* **Stored data entries**
►

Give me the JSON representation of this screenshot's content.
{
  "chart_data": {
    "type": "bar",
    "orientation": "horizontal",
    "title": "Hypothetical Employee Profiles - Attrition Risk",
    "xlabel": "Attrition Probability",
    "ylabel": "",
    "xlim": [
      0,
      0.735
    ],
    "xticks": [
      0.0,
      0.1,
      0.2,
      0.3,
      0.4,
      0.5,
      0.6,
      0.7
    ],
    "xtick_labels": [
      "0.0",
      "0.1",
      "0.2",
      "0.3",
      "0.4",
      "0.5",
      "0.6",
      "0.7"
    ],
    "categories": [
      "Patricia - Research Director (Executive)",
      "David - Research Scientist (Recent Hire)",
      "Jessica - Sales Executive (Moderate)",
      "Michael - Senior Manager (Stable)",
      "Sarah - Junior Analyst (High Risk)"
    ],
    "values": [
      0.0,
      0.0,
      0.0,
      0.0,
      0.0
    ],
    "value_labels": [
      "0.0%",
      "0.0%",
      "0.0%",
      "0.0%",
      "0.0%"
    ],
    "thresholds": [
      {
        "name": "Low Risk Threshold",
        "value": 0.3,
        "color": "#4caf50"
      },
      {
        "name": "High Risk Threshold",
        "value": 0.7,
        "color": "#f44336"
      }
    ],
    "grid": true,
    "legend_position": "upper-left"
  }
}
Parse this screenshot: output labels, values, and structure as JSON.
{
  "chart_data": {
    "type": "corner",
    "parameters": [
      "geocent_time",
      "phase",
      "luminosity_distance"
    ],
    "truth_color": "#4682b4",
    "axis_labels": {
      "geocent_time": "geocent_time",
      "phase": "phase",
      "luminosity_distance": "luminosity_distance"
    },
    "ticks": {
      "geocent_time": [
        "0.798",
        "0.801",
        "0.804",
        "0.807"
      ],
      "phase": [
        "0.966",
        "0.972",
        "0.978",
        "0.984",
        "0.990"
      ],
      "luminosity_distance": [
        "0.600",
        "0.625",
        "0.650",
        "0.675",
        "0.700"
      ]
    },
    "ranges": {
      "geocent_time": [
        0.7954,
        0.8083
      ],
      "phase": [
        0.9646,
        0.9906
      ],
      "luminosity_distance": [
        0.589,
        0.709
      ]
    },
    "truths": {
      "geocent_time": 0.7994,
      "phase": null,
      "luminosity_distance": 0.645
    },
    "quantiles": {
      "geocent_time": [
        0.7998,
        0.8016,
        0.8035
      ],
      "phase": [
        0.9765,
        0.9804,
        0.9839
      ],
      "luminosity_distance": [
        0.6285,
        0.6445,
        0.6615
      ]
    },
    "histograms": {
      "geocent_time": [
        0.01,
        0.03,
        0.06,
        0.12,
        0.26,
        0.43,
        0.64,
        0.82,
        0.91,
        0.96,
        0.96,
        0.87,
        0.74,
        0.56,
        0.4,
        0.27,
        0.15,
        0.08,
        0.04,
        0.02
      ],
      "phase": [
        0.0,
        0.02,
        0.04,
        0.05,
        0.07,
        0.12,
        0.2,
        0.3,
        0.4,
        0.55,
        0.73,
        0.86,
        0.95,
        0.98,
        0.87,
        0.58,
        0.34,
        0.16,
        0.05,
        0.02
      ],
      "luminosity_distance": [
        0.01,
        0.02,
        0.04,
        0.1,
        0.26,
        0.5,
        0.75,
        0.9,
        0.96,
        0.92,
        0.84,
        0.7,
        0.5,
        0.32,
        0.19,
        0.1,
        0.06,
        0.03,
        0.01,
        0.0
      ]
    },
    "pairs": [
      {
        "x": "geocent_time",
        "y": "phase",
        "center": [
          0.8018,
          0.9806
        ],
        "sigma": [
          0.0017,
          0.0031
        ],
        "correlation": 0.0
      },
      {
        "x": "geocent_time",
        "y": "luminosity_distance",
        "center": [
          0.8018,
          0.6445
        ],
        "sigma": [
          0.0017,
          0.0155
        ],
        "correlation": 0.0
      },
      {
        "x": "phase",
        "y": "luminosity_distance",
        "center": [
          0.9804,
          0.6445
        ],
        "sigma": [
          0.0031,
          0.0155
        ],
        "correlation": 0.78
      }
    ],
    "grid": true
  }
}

◄

* **Exercise details**
Without omitting anything, output the entries exactly.

* **Solution for this task**
Give me the JSON representation of this screenshot's content.
{
  "chart_data": {
    "type": "bar",
    "orientation": "horizontal",
    "title": "Hypothetical Employee Profiles - Attrition Risk",
    "xlabel": "Attrition Probability",
    "ylabel": "",
    "xlim": [
      0,
      0.735
    ],
    "xticks": [
      0.0,
      0.1,
      0.2,
      0.3,
      0.4,
      0.5,
      0.6,
      0.7
    ],
    "xtick_labels": [
      "0.0",
      "0.1",
      "0.2",
      "0.3",
      "0.4",
      "0.5",
      "0.6",
      "0.7"
    ],
    "categories": [
      "Patricia - Research Director (Executive)",
      "David - Research Scientist (Recent Hire)",
      "Jessica - Sales Executive (Moderate)",
      "Michael - Senior Manager (Stable)",
      "Sarah - Junior Analyst (High Risk)"
    ],
    "values": [
      0.0,
      0.0,
      0.0,
      0.0,
      0.0
    ],
    "value_labels": [
      "0.0%",
      "0.0%",
      "0.0%",
      "0.0%",
      "0.0%"
    ],
    "thresholds": [
      {
        "name": "Low Risk Threshold",
        "value": 0.3,
        "color": "#4caf50"
      },
      {
        "name": "High Risk Threshold",
        "value": 0.7,
        "color": "#f44336"
      }
    ],
    "grid": true,
    "legend_position": "upper-left"
  }
}
Parse this screenshot: output labels, values, and structure as JSON.
{
  "chart_data": {
    "type": "corner",
    "parameters": [
      "geocent_time",
      "phase",
      "luminosity_distance"
    ],
    "truth_color": "#4682b4",
    "axis_labels": {
      "geocent_time": "geocent_time",
      "phase": "phase",
      "luminosity_distance": "luminosity_distance"
    },
    "ticks": {
      "geocent_time": [
        "0.798",
        "0.801",
        "0.804",
        "0.807"
      ],
      "phase": [
        "0.966",
        "0.972",
        "0.978",
        "0.984",
        "0.990"
      ],
      "luminosity_distance": [
        "0.600",
        "0.625",
        "0.650",
        "0.675",
        "0.700"
      ]
    },
    "ranges": {
      "geocent_time": [
        0.7954,
        0.8083
      ],
      "phase": [
        0.9646,
        0.9906
      ],
      "luminosity_distance": [
        0.589,
        0.709
      ]
    },
    "truths": {
      "geocent_time": 0.7994,
      "phase": null,
      "luminosity_distance": 0.645
    },
    "quantiles": {
      "geocent_time": [
        0.7998,
        0.8016,
        0.8035
      ],
      "phase": [
        0.9765,
        0.9804,
        0.9839
      ],
      "luminosity_distance": [
        0.6285,
        0.6445,
        0.6615
      ]
    },
    "histograms": {
      "geocent_time": [
        0.01,
        0.03,
        0.06,
        0.12,
        0.26,
        0.43,
        0.64,
        0.82,
        0.91,
        0.96,
        0.96,
        0.87,
        0.74,
        0.56,
        0.4,
        0.27,
        0.15,
        0.08,
        0.04,
        0.02
      ],
      "phase": [
        0.0,
        0.02,
        0.04,
        0.05,
        0.07,
        0.12,
        0.2,
        0.3,
        0.4,
        0.55,
        0.73,
        0.86,
        0.95,
        0.98,
        0.87,
        0.58,
        0.34,
        0.16,
        0.05,
        0.02
      ],
      "luminosity_distance": [
        0.01,
        0.02,
        0.04,
        0.1,
        0.26,
        0.5,
        0.75,
        0.9,
        0.96,
        0.92,
        0.84,
        0.7,
        0.5,
        0.32,
        0.19,
        0.1,
        0.06,
        0.03,
        0.01,
        0.0
      ]
    },
    "pairs": [
      {
        "x": "geocent_time",
        "y": "phase",
        "center": [
          0.8018,
          0.9806
        ],
        "sigma": [
          0.0017,
          0.0031
        ],
        "correlation": 0.0
      },
      {
        "x": "geocent_time",
        "y": "luminosity_distance",
        "center": [
          0.8018,
          0.6445
        ],
        "sigma": [
          0.0017,
          0.0155
        ],
        "correlation": 0.0
      },
      {
        "x": "phase",
        "y": "luminosity_distance",
        "center": [
          0.9804,
          0.6445
        ],
        "sigma": [
          0.0031,
          0.0155
        ],
        "correlation": 0.78
      }
    ],
    "grid": true
  }
}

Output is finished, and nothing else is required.